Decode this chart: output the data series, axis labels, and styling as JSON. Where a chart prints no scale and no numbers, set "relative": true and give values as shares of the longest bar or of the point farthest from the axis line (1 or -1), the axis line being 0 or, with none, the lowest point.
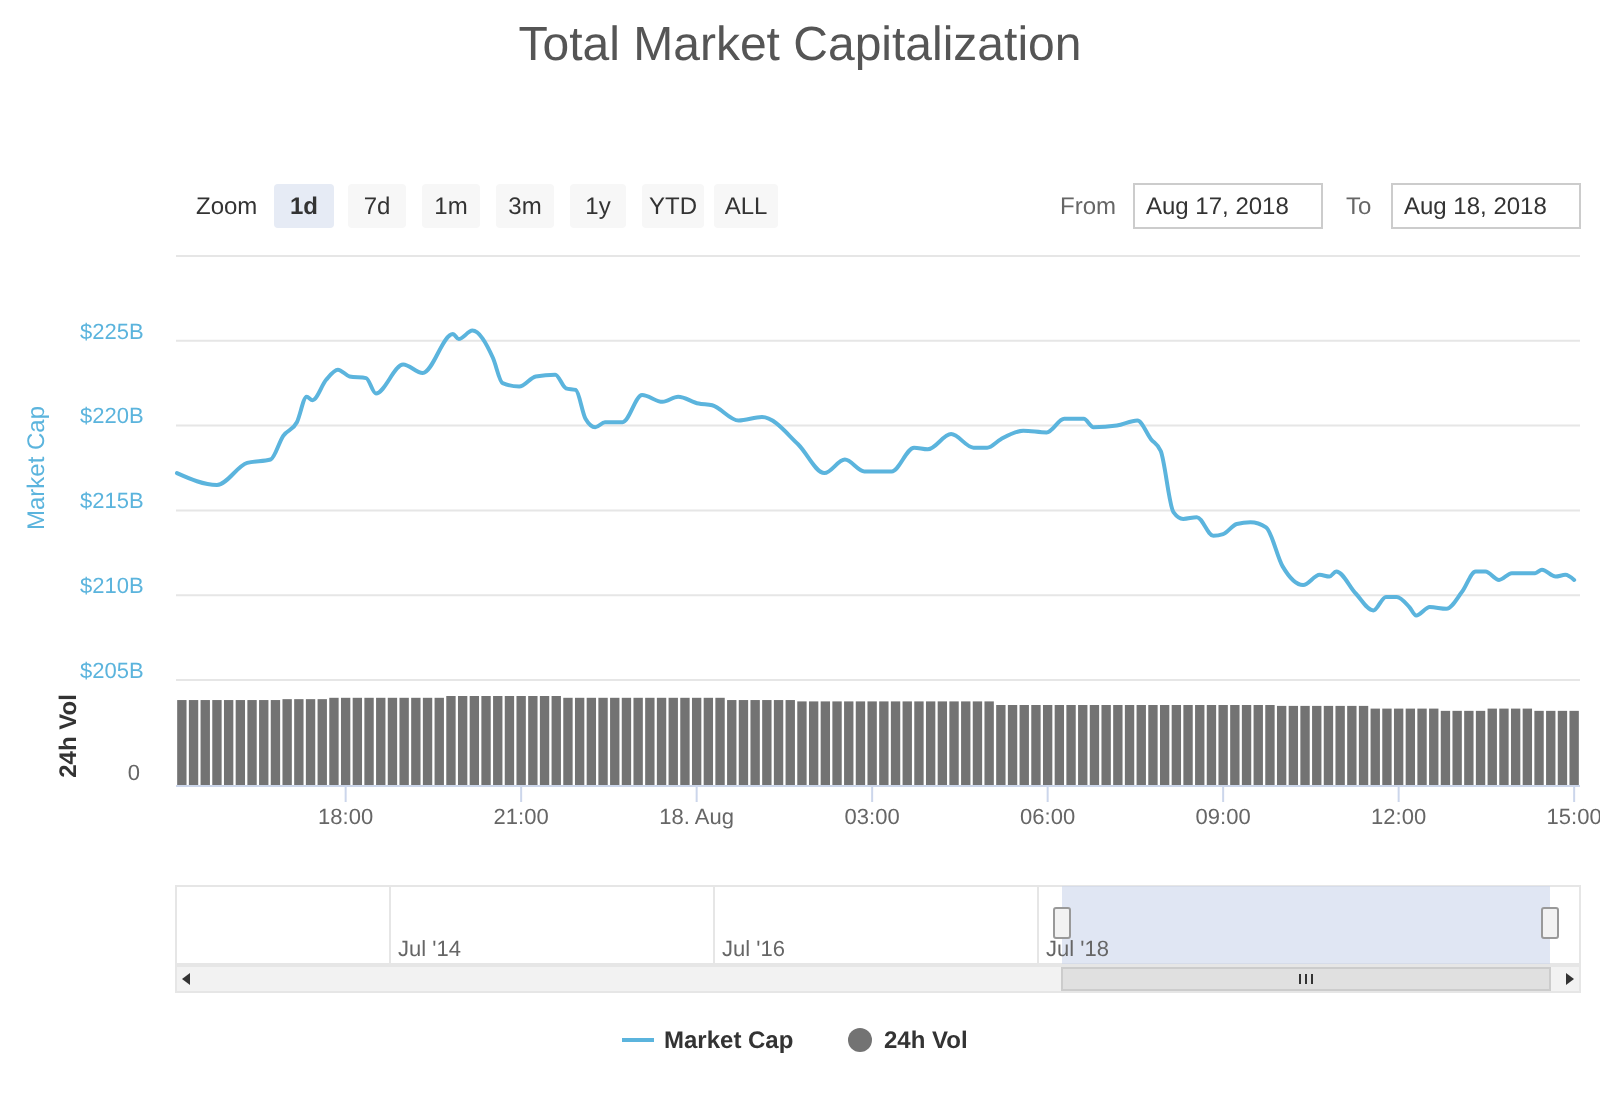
{
  "chart_data": [
    {
      "type": "line",
      "title": "Total Market Capitalization",
      "ylabel": "Market Cap",
      "xlim": [
        "2018-08-17T15:06",
        "2018-08-18T15:06"
      ],
      "ylim": [
        205,
        230
      ],
      "yticks": [
        {
          "value": 205,
          "label": "$205B"
        },
        {
          "value": 210,
          "label": "$210B"
        },
        {
          "value": 215,
          "label": "$215B"
        },
        {
          "value": 220,
          "label": "$220B"
        },
        {
          "value": 225,
          "label": "$225B"
        }
      ],
      "tick_labels": "y",
      "grid": "y",
      "legend": "bottom",
      "annotations": [
        "Zoom",
        "1d",
        "7d",
        "1m",
        "3m",
        "1y",
        "YTD",
        "ALL",
        "From",
        "Aug 17, 2018",
        "To",
        "Aug 18, 2018",
        "Jul '14",
        "Jul '16",
        "Jul '18"
      ],
      "x": [
        "2018-08-17T15:07",
        "2018-08-17T15:48",
        "2018-08-17T16:19",
        "2018-08-17T16:43",
        "2018-08-17T16:56",
        "2018-08-17T17:10",
        "2018-08-17T17:20",
        "2018-08-17T17:26",
        "2018-08-17T17:40",
        "2018-08-17T17:52",
        "2018-08-17T18:04",
        "2018-08-17T18:21",
        "2018-08-17T18:31",
        "2018-08-17T18:59",
        "2018-08-17T19:19",
        "2018-08-17T19:50",
        "2018-08-17T19:56",
        "2018-08-17T20:10",
        "2018-08-17T20:31",
        "2018-08-17T20:41",
        "2018-08-17T20:58",
        "2018-08-17T21:15",
        "2018-08-17T21:35",
        "2018-08-17T21:46",
        "2018-08-17T21:56",
        "2018-08-17T22:06",
        "2018-08-17T22:16",
        "2018-08-17T22:26",
        "2018-08-17T22:44",
        "2018-08-17T23:04",
        "2018-08-17T23:25",
        "2018-08-17T23:41",
        "2018-08-18T00:02",
        "2018-08-18T00:16",
        "2018-08-18T00:43",
        "2018-08-18T01:07",
        "2018-08-18T01:44",
        "2018-08-18T02:11",
        "2018-08-18T02:32",
        "2018-08-18T02:52",
        "2018-08-18T03:20",
        "2018-08-18T03:43",
        "2018-08-18T03:57",
        "2018-08-18T04:21",
        "2018-08-18T04:44",
        "2018-08-18T04:58",
        "2018-08-18T05:12",
        "2018-08-18T05:35",
        "2018-08-18T05:59",
        "2018-08-18T06:17",
        "2018-08-18T06:37",
        "2018-08-18T06:47",
        "2018-08-18T07:11",
        "2018-08-18T07:32",
        "2018-08-18T07:46",
        "2018-08-18T07:56",
        "2018-08-18T08:09",
        "2018-08-18T08:19",
        "2018-08-18T08:33",
        "2018-08-18T08:50",
        "2018-08-18T09:00",
        "2018-08-18T09:14",
        "2018-08-18T09:28",
        "2018-08-18T09:44",
        "2018-08-18T10:01",
        "2018-08-18T10:22",
        "2018-08-18T10:39",
        "2018-08-18T10:49",
        "2018-08-18T10:56",
        "2018-08-18T11:16",
        "2018-08-18T11:34",
        "2018-08-18T11:47",
        "2018-08-18T11:58",
        "2018-08-18T12:11",
        "2018-08-18T12:18",
        "2018-08-18T12:32",
        "2018-08-18T12:49",
        "2018-08-18T13:05",
        "2018-08-18T13:19",
        "2018-08-18T13:29",
        "2018-08-18T13:43",
        "2018-08-18T13:56",
        "2018-08-18T14:20",
        "2018-08-18T14:27",
        "2018-08-18T14:41",
        "2018-08-18T14:51",
        "2018-08-18T15:00"
      ],
      "series": [
        {
          "name": "Market Cap",
          "color": "#5bb4dd",
          "values": [
            217.2,
            216.5,
            217.8,
            218.0,
            219.4,
            220.2,
            221.7,
            221.5,
            222.7,
            223.3,
            222.9,
            222.8,
            221.9,
            223.6,
            223.1,
            225.4,
            225.1,
            225.6,
            224.0,
            222.5,
            222.3,
            222.9,
            223.0,
            222.2,
            222.1,
            220.4,
            219.9,
            220.2,
            220.2,
            221.8,
            221.4,
            221.7,
            221.3,
            221.2,
            220.3,
            220.5,
            218.9,
            217.2,
            218.0,
            217.3,
            217.3,
            218.7,
            218.6,
            219.5,
            218.7,
            218.7,
            219.2,
            219.7,
            219.6,
            220.4,
            220.4,
            219.9,
            220.0,
            220.3,
            219.2,
            218.5,
            214.9,
            214.5,
            214.6,
            213.5,
            213.6,
            214.2,
            214.3,
            214.0,
            211.7,
            210.6,
            211.2,
            211.1,
            211.4,
            210.1,
            209.1,
            209.9,
            209.9,
            209.3,
            208.8,
            209.3,
            209.2,
            210.2,
            211.4,
            211.4,
            210.9,
            211.3,
            211.3,
            211.5,
            211.1,
            211.2,
            210.9
          ]
        }
      ]
    },
    {
      "type": "bar",
      "ylabel": "24h Vol",
      "relative": true,
      "legend": "bottom",
      "tick_labels": "x",
      "annotations": [
        "0"
      ],
      "xlim": [
        "2018-08-17T15:06",
        "2018-08-18T15:06"
      ],
      "xticks": [
        {
          "value": "2018-08-17T18:00",
          "label": "18:00"
        },
        {
          "value": "2018-08-17T21:00",
          "label": "21:00"
        },
        {
          "value": "2018-08-18",
          "label": "18. Aug"
        },
        {
          "value": "2018-08-18T03:00",
          "label": "03:00"
        },
        {
          "value": "2018-08-18T06:00",
          "label": "06:00"
        },
        {
          "value": "2018-08-18T09:00",
          "label": "09:00"
        },
        {
          "value": "2018-08-18T12:00",
          "label": "12:00"
        },
        {
          "value": "2018-08-18T15:00",
          "label": "15:00"
        }
      ],
      "x": [
        "2018-08-17T15:12",
        "2018-08-17T15:24",
        "2018-08-17T15:36",
        "2018-08-17T15:48",
        "2018-08-17T16:00",
        "2018-08-17T16:12",
        "2018-08-17T16:24",
        "2018-08-17T16:36",
        "2018-08-17T16:48",
        "2018-08-17T17:00",
        "2018-08-17T17:12",
        "2018-08-17T17:24",
        "2018-08-17T17:36",
        "2018-08-17T17:48",
        "2018-08-17T18:00",
        "2018-08-17T18:12",
        "2018-08-17T18:24",
        "2018-08-17T18:36",
        "2018-08-17T18:48",
        "2018-08-17T19:00",
        "2018-08-17T19:12",
        "2018-08-17T19:24",
        "2018-08-17T19:36",
        "2018-08-17T19:48",
        "2018-08-17T20:00",
        "2018-08-17T20:12",
        "2018-08-17T20:24",
        "2018-08-17T20:36",
        "2018-08-17T20:48",
        "2018-08-17T21:00",
        "2018-08-17T21:12",
        "2018-08-17T21:24",
        "2018-08-17T21:36",
        "2018-08-17T21:48",
        "2018-08-17T22:00",
        "2018-08-17T22:12",
        "2018-08-17T22:24",
        "2018-08-17T22:36",
        "2018-08-17T22:48",
        "2018-08-17T23:00",
        "2018-08-17T23:12",
        "2018-08-17T23:24",
        "2018-08-17T23:36",
        "2018-08-17T23:48",
        "2018-08-18T00:00",
        "2018-08-18T00:12",
        "2018-08-18T00:24",
        "2018-08-18T00:36",
        "2018-08-18T00:48",
        "2018-08-18T01:00",
        "2018-08-18T01:12",
        "2018-08-18T01:24",
        "2018-08-18T01:36",
        "2018-08-18T01:48",
        "2018-08-18T02:00",
        "2018-08-18T02:12",
        "2018-08-18T02:24",
        "2018-08-18T02:36",
        "2018-08-18T02:48",
        "2018-08-18T03:00",
        "2018-08-18T03:12",
        "2018-08-18T03:24",
        "2018-08-18T03:36",
        "2018-08-18T03:48",
        "2018-08-18T04:00",
        "2018-08-18T04:12",
        "2018-08-18T04:24",
        "2018-08-18T04:36",
        "2018-08-18T04:48",
        "2018-08-18T05:00",
        "2018-08-18T05:12",
        "2018-08-18T05:24",
        "2018-08-18T05:36",
        "2018-08-18T05:48",
        "2018-08-18T06:00",
        "2018-08-18T06:12",
        "2018-08-18T06:24",
        "2018-08-18T06:36",
        "2018-08-18T06:48",
        "2018-08-18T07:00",
        "2018-08-18T07:12",
        "2018-08-18T07:24",
        "2018-08-18T07:36",
        "2018-08-18T07:48",
        "2018-08-18T08:00",
        "2018-08-18T08:12",
        "2018-08-18T08:24",
        "2018-08-18T08:36",
        "2018-08-18T08:48",
        "2018-08-18T09:00",
        "2018-08-18T09:12",
        "2018-08-18T09:24",
        "2018-08-18T09:36",
        "2018-08-18T09:48",
        "2018-08-18T10:00",
        "2018-08-18T10:12",
        "2018-08-18T10:24",
        "2018-08-18T10:36",
        "2018-08-18T10:48",
        "2018-08-18T11:00",
        "2018-08-18T11:12",
        "2018-08-18T11:24",
        "2018-08-18T11:36",
        "2018-08-18T11:48",
        "2018-08-18T12:00",
        "2018-08-18T12:12",
        "2018-08-18T12:24",
        "2018-08-18T12:36",
        "2018-08-18T12:48",
        "2018-08-18T13:00",
        "2018-08-18T13:12",
        "2018-08-18T13:24",
        "2018-08-18T13:36",
        "2018-08-18T13:48",
        "2018-08-18T14:00",
        "2018-08-18T14:12",
        "2018-08-18T14:24",
        "2018-08-18T14:36",
        "2018-08-18T14:48",
        "2018-08-18T15:00"
      ],
      "series": [
        {
          "name": "24h Vol",
          "color": "#737373",
          "values": [
            0.955,
            0.955,
            0.955,
            0.955,
            0.955,
            0.955,
            0.955,
            0.955,
            0.955,
            0.965,
            0.965,
            0.965,
            0.965,
            0.98,
            0.98,
            0.98,
            0.98,
            0.98,
            0.98,
            0.98,
            0.98,
            0.98,
            0.98,
            1,
            1,
            1,
            1,
            1,
            1,
            1,
            1,
            1,
            1,
            0.98,
            0.98,
            0.98,
            0.98,
            0.98,
            0.98,
            0.98,
            0.98,
            0.98,
            0.98,
            0.98,
            0.98,
            0.98,
            0.98,
            0.955,
            0.955,
            0.955,
            0.955,
            0.955,
            0.955,
            0.94,
            0.94,
            0.94,
            0.94,
            0.94,
            0.94,
            0.94,
            0.94,
            0.94,
            0.94,
            0.94,
            0.94,
            0.94,
            0.94,
            0.94,
            0.94,
            0.94,
            0.9,
            0.9,
            0.9,
            0.9,
            0.9,
            0.9,
            0.9,
            0.9,
            0.9,
            0.9,
            0.9,
            0.9,
            0.9,
            0.9,
            0.9,
            0.9,
            0.9,
            0.9,
            0.9,
            0.9,
            0.9,
            0.9,
            0.9,
            0.9,
            0.89,
            0.89,
            0.89,
            0.89,
            0.89,
            0.89,
            0.89,
            0.89,
            0.86,
            0.86,
            0.86,
            0.86,
            0.86,
            0.86,
            0.835,
            0.835,
            0.835,
            0.835,
            0.86,
            0.86,
            0.86,
            0.86,
            0.835,
            0.835,
            0.835,
            0.835
          ]
        }
      ]
    }
  ]
}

########

■ Exercise prompt:
Sift the material for lines with the string "relative". Copy each one found.

■ Task result:
Decode this chart: output the data series, axis labels, and styling as JSON. Where a chart prints no scale and no numbers, set "relative": true and give values as shares of the longest bar or of the point farthest from the axis line (1 or -1), the axis line being 0 or, with none, the lowest point.
      "relative": true,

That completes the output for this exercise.